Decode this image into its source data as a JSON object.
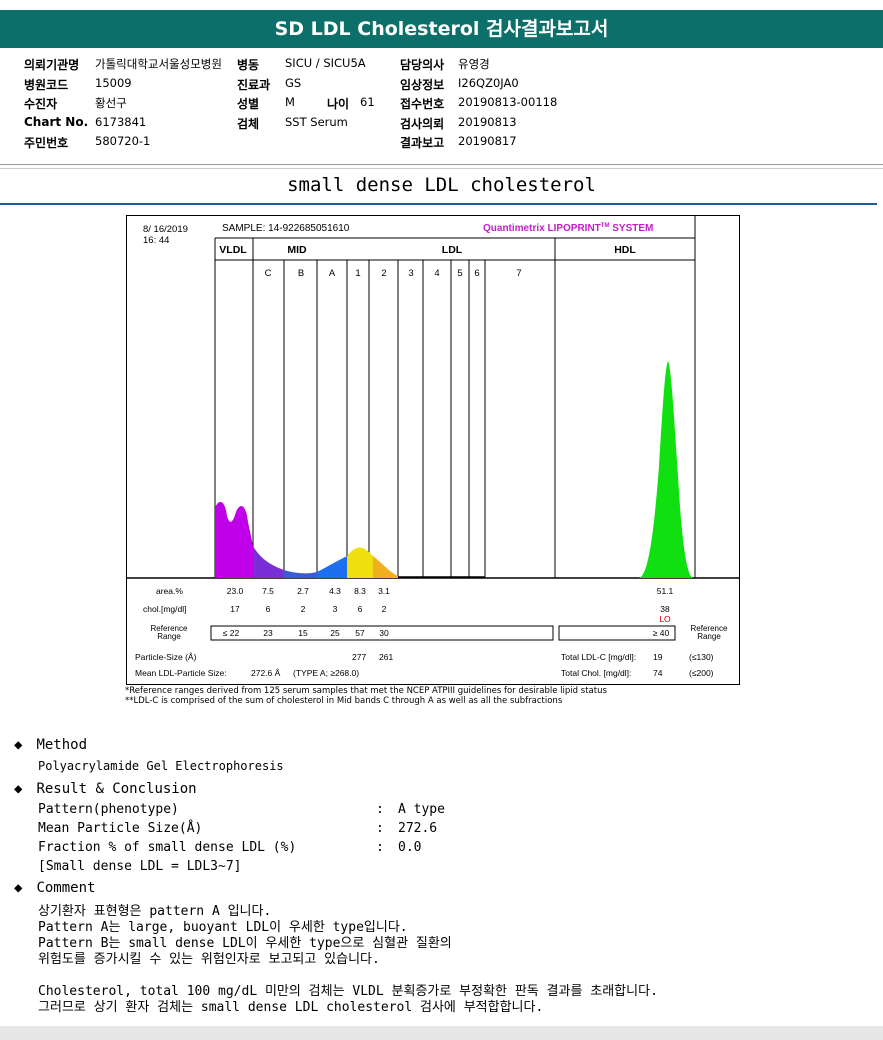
{
  "title": "SD LDL Cholesterol 검사결과보고서",
  "header": {
    "col1": [
      {
        "label": "의뢰기관명",
        "value": "가톨릭대학교서울성모병원"
      },
      {
        "label": "병원코드",
        "value": "15009"
      },
      {
        "label": "수진자",
        "value": "황선구"
      },
      {
        "label": "Chart No.",
        "value": "6173841"
      },
      {
        "label": "주민번호",
        "value": "580720-1"
      }
    ],
    "col2": [
      {
        "label": "병동",
        "value": "SICU / SICU5A"
      },
      {
        "label": "진료과",
        "value": "GS"
      },
      {
        "label": "성별",
        "value": "M"
      },
      {
        "label": "검체",
        "value": "SST Serum"
      }
    ],
    "age": {
      "label": "나이",
      "value": "61"
    },
    "col3": [
      {
        "label": "담당의사",
        "value": "유영경"
      },
      {
        "label": "임상정보",
        "value": "I26QZ0JA0"
      },
      {
        "label": "접수번호",
        "value": "20190813-00118"
      },
      {
        "label": "검사의뢰",
        "value": "20190813"
      },
      {
        "label": "결과보고",
        "value": "20190817"
      }
    ]
  },
  "subtitle": "small dense LDL cholesterol",
  "chart_data": {
    "type": "area",
    "date": "8/ 16/2019",
    "time": "16: 44",
    "sample": "SAMPLE:  14-922685051610",
    "brand": "Quantimetrix LIPOPRINT",
    "brand_tm": "TM",
    "brand_suffix": " SYSTEM",
    "group_labels": {
      "vldl": "VLDL",
      "mid": "MID",
      "ldl": "LDL",
      "hdl": "HDL"
    },
    "band_labels": [
      "C",
      "B",
      "A",
      "1",
      "2",
      "3",
      "4",
      "5",
      "6",
      "7"
    ],
    "band_colors": {
      "vldl": "#c000e8",
      "c": "#7a2ed8",
      "b": "#3b5ad8",
      "a": "#1e6ef0",
      "ldl1": "#f0e010",
      "ldl2": "#f0b020",
      "hdl": "#10e010"
    },
    "row_labels": {
      "area": "area.%",
      "chol": "chol.[mg/dl]",
      "ref": "Reference\nRange",
      "ref_right": "Reference\nRange"
    },
    "area": [
      "23.0",
      "7.5",
      "2.7",
      "4.3",
      "8.3",
      "3.1",
      "51.1"
    ],
    "chol": [
      "17",
      "6",
      "2",
      "3",
      "6",
      "2",
      "38"
    ],
    "chol_flag": "LO",
    "reference": [
      "≤ 22",
      "23",
      "15",
      "25",
      "57",
      "30",
      "≥ 40"
    ],
    "particle_size_label": "Particle-Size (Å)",
    "particle_size": [
      "277",
      "261"
    ],
    "mean_ldl_label": "Mean LDL-Particle Size:",
    "mean_ldl_value": "272.6 Å",
    "mean_ldl_type": "(TYPE A; ≥268.0)",
    "total_ldl_label": "Total LDL-C [mg/dl]:",
    "total_ldl_value": "19",
    "total_ldl_ref": "(≤130)",
    "total_chol_label": "Total Chol. [mg/dl]:",
    "total_chol_value": "74",
    "total_chol_ref": "(≤200)"
  },
  "footnotes": [
    "*Reference ranges derived from 125 serum samples that met the NCEP ATPIII guidelines for desirable lipid status",
    "**LDL-C is comprised of the sum of cholesterol in Mid bands C through A as well as all the subfractions"
  ],
  "method": {
    "heading": "Method",
    "text": "Polyacrylamide Gel Electrophoresis"
  },
  "result": {
    "heading": "Result & Conclusion",
    "rows": [
      {
        "label": "Pattern(phenotype)",
        "value": "A type"
      },
      {
        "label": "Mean Particle Size(Å)",
        "value": "272.6"
      },
      {
        "label": "Fraction % of small dense LDL (%)",
        "value": "0.0"
      }
    ],
    "note": "[Small dense LDL = LDL3~7]"
  },
  "comment": {
    "heading": "Comment",
    "lines": [
      "상기환자 표현형은 pattern A 입니다.",
      "Pattern A는 large, buoyant LDL이 우세한 type입니다.",
      "Pattern B는 small dense LDL이 우세한 type으로 심혈관 질환의",
      "위험도를 증가시킬 수 있는 위험인자로 보고되고 있습니다.",
      "",
      "Cholesterol, total 100 mg/dL 미만의 검체는 VLDL 분획증가로 부정확한 판독 결과를 초래합니다.",
      "그러므로 상기 환자 검체는 small dense LDL cholesterol 검사에 부적합합니다."
    ]
  }
}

------------------------------------------------

Leave every image out, and retype the material exactly.

Decode this image into its source data as a JSON object.
{
  "title": "SD LDL Cholesterol 검사결과보고서",
  "header": {
    "col1": [
      {
        "label": "의뢰기관명",
        "value": "가톨릭대학교서울성모병원"
      },
      {
        "label": "병원코드",
        "value": "15009"
      },
      {
        "label": "수진자",
        "value": "황선구"
      },
      {
        "label": "Chart No.",
        "value": "6173841"
      },
      {
        "label": "주민번호",
        "value": "580720-1"
      }
    ],
    "col2": [
      {
        "label": "병동",
        "value": "SICU / SICU5A"
      },
      {
        "label": "진료과",
        "value": "GS"
      },
      {
        "label": "성별",
        "value": "M"
      },
      {
        "label": "검체",
        "value": "SST Serum"
      }
    ],
    "age": {
      "label": "나이",
      "value": "61"
    },
    "col3": [
      {
        "label": "담당의사",
        "value": "유영경"
      },
      {
        "label": "임상정보",
        "value": "I26QZ0JA0"
      },
      {
        "label": "접수번호",
        "value": "20190813-00118"
      },
      {
        "label": "검사의뢰",
        "value": "20190813"
      },
      {
        "label": "결과보고",
        "value": "20190817"
      }
    ]
  },
  "subtitle": "small dense LDL cholesterol",
  "chart_data": {
    "type": "area",
    "date": "8/ 16/2019",
    "time": "16: 44",
    "sample": "SAMPLE:  14-922685051610",
    "brand": "Quantimetrix LIPOPRINT",
    "brand_tm": "TM",
    "brand_suffix": " SYSTEM",
    "group_labels": {
      "vldl": "VLDL",
      "mid": "MID",
      "ldl": "LDL",
      "hdl": "HDL"
    },
    "band_labels": [
      "C",
      "B",
      "A",
      "1",
      "2",
      "3",
      "4",
      "5",
      "6",
      "7"
    ],
    "band_colors": {
      "vldl": "#c000e8",
      "c": "#7a2ed8",
      "b": "#3b5ad8",
      "a": "#1e6ef0",
      "ldl1": "#f0e010",
      "ldl2": "#f0b020",
      "hdl": "#10e010"
    },
    "row_labels": {
      "area": "area.%",
      "chol": "chol.[mg/dl]",
      "ref": "Reference\nRange",
      "ref_right": "Reference\nRange"
    },
    "area": [
      "23.0",
      "7.5",
      "2.7",
      "4.3",
      "8.3",
      "3.1",
      "51.1"
    ],
    "chol": [
      "17",
      "6",
      "2",
      "3",
      "6",
      "2",
      "38"
    ],
    "chol_flag": "LO",
    "reference": [
      "≤ 22",
      "23",
      "15",
      "25",
      "57",
      "30",
      "≥ 40"
    ],
    "particle_size_label": "Particle-Size (Å)",
    "particle_size": [
      "277",
      "261"
    ],
    "mean_ldl_label": "Mean LDL-Particle Size:",
    "mean_ldl_value": "272.6 Å",
    "mean_ldl_type": "(TYPE A; ≥268.0)",
    "total_ldl_label": "Total LDL-C [mg/dl]:",
    "total_ldl_value": "19",
    "total_ldl_ref": "(≤130)",
    "total_chol_label": "Total Chol. [mg/dl]:",
    "total_chol_value": "74",
    "total_chol_ref": "(≤200)"
  },
  "footnotes": [
    "*Reference ranges derived from 125 serum samples that met the NCEP ATPIII guidelines for desirable lipid status",
    "**LDL-C is comprised of the sum of cholesterol in Mid bands C through A as well as all the subfractions"
  ],
  "method": {
    "heading": "Method",
    "text": "Polyacrylamide Gel Electrophoresis"
  },
  "result": {
    "heading": "Result & Conclusion",
    "rows": [
      {
        "label": "Pattern(phenotype)",
        "value": "A type"
      },
      {
        "label": "Mean Particle Size(Å)",
        "value": "272.6"
      },
      {
        "label": "Fraction % of small dense LDL (%)",
        "value": "0.0"
      }
    ],
    "note": "[Small dense LDL = LDL3~7]"
  },
  "comment": {
    "heading": "Comment",
    "lines": [
      "상기환자 표현형은 pattern A 입니다.",
      "Pattern A는 large, buoyant LDL이 우세한 type입니다.",
      "Pattern B는 small dense LDL이 우세한 type으로 심혈관 질환의",
      "위험도를 증가시킬 수 있는 위험인자로 보고되고 있습니다.",
      "",
      "Cholesterol, total 100 mg/dL 미만의 검체는 VLDL 분획증가로 부정확한 판독 결과를 초래합니다.",
      "그러므로 상기 환자 검체는 small dense LDL cholesterol 검사에 부적합합니다."
    ]
  }
}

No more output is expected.